Raw records
****************************************

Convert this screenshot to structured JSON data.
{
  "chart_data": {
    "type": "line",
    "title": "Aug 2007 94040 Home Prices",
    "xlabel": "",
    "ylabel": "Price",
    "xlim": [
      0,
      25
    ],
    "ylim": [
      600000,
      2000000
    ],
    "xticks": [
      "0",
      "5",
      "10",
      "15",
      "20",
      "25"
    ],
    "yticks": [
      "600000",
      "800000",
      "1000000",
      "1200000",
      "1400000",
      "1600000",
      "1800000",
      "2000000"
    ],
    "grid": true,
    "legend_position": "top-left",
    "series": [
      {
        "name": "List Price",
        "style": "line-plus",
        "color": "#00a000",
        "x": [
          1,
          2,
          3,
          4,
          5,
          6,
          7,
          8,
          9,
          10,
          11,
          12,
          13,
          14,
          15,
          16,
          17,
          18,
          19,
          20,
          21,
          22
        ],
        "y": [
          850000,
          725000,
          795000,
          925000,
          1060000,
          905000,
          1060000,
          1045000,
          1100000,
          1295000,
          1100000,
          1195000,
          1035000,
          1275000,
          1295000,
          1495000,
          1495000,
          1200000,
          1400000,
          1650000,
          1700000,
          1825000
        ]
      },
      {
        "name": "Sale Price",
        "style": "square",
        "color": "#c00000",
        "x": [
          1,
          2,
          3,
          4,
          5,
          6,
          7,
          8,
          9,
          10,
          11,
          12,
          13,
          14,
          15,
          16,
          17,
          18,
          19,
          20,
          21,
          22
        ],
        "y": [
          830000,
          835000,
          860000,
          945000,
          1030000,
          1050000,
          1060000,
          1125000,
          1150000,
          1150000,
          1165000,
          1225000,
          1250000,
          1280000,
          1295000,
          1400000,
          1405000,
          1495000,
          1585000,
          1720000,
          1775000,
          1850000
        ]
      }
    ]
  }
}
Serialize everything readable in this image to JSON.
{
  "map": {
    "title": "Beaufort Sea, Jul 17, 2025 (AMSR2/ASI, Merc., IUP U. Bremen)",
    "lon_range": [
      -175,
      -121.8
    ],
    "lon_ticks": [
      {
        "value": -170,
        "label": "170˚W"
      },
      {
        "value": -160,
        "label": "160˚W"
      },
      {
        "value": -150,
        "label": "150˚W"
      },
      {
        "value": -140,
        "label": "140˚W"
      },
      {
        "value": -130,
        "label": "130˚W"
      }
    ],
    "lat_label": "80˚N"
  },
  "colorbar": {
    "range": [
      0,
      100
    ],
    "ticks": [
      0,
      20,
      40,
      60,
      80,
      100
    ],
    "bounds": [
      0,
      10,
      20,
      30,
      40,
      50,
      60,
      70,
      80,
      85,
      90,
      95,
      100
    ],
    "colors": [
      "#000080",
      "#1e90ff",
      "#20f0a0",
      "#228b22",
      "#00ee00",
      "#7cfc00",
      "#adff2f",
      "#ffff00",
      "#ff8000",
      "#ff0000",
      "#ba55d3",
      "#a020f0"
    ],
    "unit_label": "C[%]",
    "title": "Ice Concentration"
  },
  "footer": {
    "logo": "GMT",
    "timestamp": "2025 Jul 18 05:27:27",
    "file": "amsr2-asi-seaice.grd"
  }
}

****************************************

§ **Work to complete**:
Say the number of lines in the listing that hold "this", with no added words.

§ **Solved problem**:
2